◆ **Provided data**:
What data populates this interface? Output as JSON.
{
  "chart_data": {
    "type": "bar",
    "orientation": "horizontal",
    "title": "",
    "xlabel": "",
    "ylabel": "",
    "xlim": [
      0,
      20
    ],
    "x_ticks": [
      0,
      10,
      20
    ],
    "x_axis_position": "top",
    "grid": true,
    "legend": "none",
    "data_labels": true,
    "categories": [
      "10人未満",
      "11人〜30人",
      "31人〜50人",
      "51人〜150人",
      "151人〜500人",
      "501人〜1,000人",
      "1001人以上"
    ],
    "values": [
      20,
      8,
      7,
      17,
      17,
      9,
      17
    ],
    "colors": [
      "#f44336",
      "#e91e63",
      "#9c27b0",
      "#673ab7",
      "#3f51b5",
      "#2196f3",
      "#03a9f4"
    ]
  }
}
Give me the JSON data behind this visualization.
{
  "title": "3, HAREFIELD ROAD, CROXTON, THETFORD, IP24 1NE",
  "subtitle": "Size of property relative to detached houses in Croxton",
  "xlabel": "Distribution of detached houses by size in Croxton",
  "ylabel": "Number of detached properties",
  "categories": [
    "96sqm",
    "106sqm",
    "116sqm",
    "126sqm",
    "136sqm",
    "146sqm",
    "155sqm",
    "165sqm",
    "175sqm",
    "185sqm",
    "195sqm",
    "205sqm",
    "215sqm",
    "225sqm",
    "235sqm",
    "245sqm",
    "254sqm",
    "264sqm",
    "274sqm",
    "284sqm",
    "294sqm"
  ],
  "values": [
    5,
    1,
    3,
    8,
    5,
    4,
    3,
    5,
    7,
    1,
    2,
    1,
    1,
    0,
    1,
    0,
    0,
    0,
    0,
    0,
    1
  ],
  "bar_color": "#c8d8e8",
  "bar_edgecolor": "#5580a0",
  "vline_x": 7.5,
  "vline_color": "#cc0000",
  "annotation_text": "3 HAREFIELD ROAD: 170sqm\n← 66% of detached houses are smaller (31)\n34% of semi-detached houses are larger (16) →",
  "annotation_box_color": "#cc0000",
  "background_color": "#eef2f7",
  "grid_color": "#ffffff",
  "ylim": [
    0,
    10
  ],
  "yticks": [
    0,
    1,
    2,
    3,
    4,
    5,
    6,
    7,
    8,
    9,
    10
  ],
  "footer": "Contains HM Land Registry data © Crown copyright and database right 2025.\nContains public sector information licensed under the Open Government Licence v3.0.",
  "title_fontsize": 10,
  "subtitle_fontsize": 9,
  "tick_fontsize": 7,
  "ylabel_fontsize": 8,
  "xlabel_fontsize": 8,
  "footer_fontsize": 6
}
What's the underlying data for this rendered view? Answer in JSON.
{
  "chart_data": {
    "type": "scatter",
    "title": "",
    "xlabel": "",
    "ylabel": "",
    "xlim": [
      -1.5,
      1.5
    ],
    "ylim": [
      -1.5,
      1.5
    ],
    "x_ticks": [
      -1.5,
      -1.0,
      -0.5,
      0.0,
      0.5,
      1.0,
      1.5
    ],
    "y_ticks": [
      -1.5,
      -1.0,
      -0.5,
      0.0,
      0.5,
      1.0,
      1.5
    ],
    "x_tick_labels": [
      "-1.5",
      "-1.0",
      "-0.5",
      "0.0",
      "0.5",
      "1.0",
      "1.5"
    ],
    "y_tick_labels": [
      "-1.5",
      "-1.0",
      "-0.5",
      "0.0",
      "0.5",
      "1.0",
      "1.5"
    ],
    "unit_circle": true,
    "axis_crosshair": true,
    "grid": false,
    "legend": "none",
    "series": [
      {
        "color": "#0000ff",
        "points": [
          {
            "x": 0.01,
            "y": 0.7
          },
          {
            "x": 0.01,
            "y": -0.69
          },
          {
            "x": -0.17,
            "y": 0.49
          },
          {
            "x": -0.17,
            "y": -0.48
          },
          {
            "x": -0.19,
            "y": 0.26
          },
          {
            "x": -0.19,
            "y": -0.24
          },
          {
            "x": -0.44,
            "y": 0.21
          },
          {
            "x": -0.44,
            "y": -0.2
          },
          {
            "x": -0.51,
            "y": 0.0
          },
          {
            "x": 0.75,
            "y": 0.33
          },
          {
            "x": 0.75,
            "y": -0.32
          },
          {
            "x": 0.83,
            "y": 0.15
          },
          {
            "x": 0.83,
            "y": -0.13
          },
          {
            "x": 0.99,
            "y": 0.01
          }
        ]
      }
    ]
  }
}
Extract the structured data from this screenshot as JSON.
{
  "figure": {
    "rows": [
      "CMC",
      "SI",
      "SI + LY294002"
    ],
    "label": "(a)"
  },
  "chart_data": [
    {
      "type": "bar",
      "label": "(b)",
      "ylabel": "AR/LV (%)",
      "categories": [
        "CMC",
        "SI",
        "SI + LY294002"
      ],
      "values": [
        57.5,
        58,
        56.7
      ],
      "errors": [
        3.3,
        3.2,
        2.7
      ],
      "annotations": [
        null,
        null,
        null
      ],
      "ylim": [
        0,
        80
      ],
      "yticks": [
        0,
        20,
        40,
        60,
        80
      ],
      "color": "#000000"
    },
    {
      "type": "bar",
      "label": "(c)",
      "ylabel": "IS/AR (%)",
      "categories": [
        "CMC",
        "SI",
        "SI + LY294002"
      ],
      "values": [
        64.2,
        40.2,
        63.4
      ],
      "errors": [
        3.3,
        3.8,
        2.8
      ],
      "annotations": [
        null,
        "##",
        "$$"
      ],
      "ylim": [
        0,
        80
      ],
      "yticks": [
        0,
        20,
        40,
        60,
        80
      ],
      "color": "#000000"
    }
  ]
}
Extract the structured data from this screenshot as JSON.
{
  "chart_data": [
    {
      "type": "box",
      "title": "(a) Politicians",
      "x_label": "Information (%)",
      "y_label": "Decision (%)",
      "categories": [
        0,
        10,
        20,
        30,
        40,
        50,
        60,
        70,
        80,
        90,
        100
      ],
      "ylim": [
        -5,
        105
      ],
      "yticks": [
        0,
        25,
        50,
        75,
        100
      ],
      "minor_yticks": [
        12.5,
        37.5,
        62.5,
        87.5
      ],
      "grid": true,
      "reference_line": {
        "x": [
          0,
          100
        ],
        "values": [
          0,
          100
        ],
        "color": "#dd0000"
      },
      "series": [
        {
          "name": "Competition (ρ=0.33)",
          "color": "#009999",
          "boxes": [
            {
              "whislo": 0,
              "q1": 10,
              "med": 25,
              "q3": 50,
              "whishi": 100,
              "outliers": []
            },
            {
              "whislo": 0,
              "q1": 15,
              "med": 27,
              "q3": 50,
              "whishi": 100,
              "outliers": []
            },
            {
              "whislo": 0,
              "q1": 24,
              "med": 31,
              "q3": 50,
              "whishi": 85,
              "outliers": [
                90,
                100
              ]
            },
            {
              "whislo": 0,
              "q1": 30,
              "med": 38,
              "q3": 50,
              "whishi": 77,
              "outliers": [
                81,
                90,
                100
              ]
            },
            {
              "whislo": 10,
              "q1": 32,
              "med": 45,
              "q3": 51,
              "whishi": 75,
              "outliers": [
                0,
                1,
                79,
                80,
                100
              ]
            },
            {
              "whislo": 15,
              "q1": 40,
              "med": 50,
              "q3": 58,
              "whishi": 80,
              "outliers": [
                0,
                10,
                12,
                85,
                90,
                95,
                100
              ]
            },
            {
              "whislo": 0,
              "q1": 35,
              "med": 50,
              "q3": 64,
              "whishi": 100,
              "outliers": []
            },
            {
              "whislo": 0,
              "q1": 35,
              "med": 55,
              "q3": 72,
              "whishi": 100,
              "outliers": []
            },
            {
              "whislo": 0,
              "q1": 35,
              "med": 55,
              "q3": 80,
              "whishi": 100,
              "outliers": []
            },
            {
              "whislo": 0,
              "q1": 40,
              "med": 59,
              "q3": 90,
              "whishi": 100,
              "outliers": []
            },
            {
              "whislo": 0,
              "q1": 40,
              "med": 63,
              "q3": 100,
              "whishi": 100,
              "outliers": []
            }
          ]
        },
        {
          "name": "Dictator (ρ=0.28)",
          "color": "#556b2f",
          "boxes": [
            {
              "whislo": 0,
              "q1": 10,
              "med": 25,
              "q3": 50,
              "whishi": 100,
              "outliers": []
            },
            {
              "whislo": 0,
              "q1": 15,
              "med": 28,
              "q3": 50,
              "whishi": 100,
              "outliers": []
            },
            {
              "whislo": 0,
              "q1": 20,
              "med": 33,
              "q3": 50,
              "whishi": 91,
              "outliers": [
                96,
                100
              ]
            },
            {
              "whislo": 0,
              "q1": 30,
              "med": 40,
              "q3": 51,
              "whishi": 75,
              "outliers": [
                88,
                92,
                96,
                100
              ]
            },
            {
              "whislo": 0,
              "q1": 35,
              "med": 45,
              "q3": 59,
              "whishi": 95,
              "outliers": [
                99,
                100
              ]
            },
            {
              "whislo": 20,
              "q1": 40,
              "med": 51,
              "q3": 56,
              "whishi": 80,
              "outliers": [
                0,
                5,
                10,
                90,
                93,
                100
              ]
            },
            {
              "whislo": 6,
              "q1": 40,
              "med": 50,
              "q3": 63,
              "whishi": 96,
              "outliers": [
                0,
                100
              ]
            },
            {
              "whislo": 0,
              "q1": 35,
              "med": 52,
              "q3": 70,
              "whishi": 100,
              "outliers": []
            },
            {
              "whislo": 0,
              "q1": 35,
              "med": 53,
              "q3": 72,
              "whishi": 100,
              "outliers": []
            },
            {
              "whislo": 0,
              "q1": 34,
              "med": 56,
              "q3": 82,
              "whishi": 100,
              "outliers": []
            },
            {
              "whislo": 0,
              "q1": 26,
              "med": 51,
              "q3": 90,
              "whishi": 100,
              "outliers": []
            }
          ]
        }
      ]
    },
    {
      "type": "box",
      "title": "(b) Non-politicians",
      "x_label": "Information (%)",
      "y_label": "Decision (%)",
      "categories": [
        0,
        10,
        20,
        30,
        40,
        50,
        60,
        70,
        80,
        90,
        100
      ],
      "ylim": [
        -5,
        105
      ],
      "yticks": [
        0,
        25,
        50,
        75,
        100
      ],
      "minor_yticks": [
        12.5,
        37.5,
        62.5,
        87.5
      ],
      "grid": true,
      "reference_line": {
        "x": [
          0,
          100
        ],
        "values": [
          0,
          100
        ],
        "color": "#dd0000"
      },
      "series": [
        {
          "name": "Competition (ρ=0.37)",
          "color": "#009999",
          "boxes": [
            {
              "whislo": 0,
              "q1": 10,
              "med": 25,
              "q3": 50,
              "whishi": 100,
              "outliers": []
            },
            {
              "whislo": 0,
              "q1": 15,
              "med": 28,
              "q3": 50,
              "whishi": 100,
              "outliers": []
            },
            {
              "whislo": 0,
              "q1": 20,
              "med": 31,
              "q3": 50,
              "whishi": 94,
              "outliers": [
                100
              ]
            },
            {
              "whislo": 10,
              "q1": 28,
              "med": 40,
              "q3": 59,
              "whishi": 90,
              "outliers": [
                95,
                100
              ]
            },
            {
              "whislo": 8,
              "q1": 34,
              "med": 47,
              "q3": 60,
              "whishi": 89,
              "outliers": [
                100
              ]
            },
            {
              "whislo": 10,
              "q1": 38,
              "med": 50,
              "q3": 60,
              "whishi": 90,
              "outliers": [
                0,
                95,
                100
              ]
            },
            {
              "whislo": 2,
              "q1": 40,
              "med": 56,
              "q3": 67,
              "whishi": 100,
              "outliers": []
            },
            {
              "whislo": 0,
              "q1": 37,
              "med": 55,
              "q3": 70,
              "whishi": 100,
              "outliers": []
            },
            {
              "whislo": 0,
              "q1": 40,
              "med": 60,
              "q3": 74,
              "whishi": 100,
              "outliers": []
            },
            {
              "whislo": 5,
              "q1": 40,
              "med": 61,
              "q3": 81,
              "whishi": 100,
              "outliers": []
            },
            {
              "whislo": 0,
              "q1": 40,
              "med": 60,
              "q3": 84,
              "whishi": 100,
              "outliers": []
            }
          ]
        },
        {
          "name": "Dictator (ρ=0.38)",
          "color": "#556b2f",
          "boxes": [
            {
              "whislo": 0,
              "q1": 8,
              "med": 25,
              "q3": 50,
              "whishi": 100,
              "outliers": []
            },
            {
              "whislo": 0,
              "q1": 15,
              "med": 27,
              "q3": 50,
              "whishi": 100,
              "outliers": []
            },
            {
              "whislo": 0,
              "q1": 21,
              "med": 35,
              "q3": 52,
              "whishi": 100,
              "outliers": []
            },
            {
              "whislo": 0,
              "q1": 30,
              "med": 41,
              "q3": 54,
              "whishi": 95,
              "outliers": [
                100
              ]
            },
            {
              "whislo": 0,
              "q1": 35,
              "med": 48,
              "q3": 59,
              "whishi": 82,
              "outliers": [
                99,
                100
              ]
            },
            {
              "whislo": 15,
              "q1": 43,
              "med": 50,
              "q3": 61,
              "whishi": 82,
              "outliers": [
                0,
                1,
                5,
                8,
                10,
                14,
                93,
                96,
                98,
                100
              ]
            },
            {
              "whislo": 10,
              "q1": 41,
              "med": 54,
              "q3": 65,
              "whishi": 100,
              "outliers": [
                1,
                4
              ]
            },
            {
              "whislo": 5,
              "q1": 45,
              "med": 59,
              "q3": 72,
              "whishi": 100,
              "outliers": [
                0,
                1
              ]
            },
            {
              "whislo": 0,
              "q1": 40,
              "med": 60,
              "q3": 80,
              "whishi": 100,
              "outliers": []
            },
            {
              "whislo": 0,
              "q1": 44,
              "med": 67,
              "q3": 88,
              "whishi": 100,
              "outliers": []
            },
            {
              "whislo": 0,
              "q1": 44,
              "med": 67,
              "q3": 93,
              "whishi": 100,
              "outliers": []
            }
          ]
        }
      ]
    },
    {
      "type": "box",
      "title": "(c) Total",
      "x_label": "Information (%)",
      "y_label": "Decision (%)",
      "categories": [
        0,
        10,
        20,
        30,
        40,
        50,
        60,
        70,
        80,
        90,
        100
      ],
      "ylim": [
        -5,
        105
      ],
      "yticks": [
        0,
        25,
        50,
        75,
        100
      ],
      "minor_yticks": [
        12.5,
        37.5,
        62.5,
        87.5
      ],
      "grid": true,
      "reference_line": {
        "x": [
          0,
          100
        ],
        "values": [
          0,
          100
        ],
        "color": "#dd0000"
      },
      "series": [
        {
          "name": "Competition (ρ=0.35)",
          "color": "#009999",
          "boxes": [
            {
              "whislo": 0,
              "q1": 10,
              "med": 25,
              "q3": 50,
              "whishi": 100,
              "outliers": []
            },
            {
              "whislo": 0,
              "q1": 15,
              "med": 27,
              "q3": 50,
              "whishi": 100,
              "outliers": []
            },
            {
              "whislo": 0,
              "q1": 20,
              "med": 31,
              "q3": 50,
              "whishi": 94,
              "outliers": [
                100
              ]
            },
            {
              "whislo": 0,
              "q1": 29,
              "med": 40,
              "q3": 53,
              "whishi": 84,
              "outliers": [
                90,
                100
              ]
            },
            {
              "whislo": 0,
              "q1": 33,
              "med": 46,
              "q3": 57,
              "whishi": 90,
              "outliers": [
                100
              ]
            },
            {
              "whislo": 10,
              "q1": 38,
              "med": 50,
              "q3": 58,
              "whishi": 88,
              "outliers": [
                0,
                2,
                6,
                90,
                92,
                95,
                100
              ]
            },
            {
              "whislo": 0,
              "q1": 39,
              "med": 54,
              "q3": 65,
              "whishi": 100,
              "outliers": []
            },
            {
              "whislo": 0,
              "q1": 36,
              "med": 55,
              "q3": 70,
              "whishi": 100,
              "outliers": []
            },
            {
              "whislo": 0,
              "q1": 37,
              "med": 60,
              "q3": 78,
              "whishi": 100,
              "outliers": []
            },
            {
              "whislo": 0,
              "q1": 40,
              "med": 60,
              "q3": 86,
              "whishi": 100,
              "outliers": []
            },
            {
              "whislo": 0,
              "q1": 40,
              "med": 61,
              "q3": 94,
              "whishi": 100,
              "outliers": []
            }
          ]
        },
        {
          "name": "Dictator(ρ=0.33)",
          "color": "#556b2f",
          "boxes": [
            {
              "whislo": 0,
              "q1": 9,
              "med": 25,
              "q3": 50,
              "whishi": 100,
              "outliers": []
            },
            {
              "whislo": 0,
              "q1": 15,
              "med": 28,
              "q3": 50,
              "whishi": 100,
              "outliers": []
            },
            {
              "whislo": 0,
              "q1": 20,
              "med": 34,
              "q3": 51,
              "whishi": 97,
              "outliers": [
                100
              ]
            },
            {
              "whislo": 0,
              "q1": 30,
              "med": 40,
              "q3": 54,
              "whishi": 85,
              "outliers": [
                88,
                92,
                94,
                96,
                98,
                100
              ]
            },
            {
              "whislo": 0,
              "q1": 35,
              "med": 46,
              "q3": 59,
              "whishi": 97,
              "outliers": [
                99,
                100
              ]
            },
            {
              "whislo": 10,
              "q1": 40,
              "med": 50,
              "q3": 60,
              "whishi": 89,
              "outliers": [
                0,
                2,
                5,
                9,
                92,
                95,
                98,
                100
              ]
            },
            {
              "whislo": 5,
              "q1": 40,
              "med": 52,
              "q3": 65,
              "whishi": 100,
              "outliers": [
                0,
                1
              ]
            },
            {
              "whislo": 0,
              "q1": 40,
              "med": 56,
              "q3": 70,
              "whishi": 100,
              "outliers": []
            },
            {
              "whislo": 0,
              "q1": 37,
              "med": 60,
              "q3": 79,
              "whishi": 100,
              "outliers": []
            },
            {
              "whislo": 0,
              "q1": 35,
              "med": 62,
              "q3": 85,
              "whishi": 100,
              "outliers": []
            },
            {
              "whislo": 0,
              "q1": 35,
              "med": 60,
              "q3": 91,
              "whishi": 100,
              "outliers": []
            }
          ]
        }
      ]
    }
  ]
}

◆ **Requirements**: Scan the material above. Extract every line in which the word "HAREFIELD" occurs.

◆ **Solved exercise**:
  "title": "3, HAREFIELD ROAD, CROXTON, THETFORD, IP24 1NE",
  "annotation_text": "3 HAREFIELD ROAD: 170sqm\n← 66% of detached houses are smaller (31)\n34% of semi-detached houses are larger (16) →",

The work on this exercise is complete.